In the listing below, count each line containing "image" and answer with the count only.

** start of Material to process **

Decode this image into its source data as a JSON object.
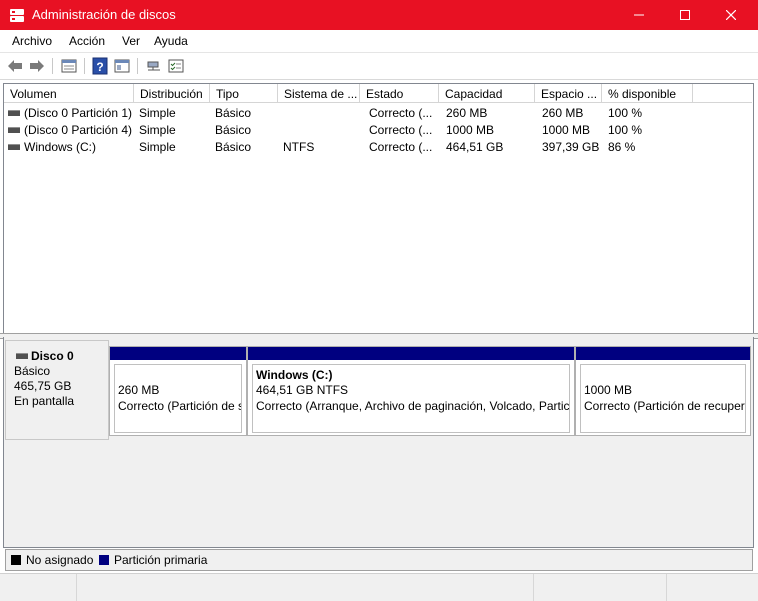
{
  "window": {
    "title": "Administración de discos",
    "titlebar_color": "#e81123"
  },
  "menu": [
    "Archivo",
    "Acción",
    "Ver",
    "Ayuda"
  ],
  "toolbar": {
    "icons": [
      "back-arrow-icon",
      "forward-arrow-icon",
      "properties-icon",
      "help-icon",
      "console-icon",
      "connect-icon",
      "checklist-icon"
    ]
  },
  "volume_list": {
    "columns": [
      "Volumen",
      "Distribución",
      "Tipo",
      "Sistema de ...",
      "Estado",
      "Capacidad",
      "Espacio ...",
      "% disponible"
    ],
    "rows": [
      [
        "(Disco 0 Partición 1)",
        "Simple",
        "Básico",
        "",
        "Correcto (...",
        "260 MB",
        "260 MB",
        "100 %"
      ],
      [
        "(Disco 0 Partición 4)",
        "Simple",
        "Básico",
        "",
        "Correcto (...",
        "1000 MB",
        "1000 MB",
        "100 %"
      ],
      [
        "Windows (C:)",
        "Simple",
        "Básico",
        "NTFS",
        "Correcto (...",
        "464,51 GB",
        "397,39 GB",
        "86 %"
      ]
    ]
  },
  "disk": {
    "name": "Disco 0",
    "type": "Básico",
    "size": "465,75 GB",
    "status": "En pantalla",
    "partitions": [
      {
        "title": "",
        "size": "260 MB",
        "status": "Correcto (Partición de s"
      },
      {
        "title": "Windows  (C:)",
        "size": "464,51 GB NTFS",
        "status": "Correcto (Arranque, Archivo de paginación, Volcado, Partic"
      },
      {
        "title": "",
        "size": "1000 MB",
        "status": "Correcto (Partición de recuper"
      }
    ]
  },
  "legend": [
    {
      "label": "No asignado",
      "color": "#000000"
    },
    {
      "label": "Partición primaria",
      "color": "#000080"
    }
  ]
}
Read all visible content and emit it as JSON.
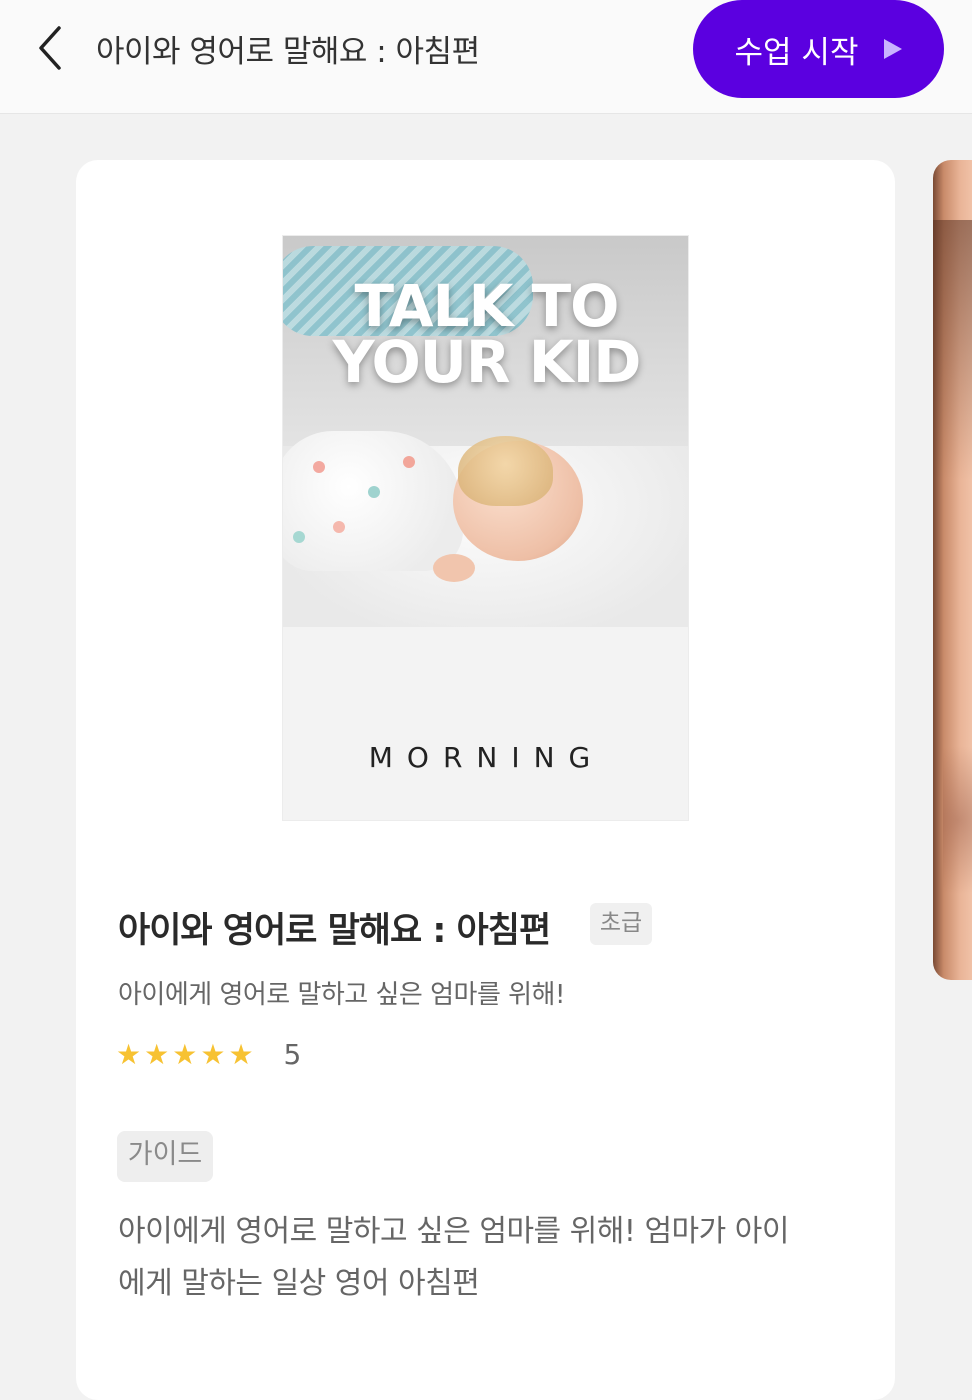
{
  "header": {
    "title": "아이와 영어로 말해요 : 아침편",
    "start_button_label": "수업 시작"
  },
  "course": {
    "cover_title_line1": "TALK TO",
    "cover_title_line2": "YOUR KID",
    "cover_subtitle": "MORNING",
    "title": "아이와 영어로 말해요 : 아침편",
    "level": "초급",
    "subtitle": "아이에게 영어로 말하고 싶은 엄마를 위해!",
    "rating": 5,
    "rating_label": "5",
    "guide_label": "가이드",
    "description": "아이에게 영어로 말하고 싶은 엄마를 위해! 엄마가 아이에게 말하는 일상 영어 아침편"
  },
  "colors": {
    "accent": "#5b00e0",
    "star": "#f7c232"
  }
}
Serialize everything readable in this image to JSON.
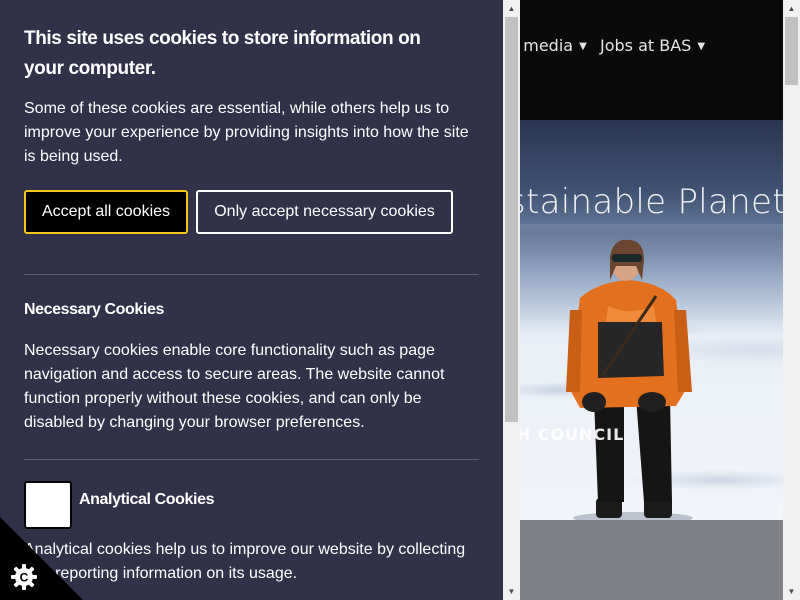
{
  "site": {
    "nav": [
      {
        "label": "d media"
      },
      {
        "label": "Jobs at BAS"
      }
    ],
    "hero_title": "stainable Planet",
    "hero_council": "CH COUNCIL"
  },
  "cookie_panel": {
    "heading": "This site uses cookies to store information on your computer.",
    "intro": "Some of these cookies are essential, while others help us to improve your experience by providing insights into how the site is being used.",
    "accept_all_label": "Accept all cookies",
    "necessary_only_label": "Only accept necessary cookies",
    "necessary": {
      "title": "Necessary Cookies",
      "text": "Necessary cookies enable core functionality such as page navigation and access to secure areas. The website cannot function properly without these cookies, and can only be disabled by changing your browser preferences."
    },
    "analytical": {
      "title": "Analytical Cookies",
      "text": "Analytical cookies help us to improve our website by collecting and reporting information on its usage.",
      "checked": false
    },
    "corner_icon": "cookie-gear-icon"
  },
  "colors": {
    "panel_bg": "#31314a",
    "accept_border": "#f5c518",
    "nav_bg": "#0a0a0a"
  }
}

** end of Material to process **
** start of Material to process **

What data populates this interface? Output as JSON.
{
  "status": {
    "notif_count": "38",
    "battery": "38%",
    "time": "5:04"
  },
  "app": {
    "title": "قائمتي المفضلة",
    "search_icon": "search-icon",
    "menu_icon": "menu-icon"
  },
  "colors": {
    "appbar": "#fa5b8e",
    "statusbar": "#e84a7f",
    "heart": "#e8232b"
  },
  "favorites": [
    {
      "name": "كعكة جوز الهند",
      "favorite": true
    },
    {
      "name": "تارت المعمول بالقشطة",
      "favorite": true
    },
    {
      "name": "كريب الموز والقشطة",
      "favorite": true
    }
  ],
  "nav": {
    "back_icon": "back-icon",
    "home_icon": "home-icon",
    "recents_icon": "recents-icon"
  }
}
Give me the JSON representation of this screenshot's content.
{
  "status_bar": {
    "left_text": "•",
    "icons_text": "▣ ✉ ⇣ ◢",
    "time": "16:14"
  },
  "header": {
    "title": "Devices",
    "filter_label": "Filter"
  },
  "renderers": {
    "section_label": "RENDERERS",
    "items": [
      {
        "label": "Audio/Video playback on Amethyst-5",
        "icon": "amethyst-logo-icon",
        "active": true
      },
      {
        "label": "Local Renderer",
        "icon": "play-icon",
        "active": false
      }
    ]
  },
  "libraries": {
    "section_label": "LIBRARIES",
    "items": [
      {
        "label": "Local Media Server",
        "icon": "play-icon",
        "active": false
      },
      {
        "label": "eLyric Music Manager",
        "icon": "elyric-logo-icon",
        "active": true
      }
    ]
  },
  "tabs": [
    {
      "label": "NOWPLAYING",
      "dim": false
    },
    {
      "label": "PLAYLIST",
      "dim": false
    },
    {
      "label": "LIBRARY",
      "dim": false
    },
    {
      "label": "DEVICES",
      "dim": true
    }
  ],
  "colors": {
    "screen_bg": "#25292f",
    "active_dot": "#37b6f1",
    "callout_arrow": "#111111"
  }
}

** end of Material to process **

» Problem solution
2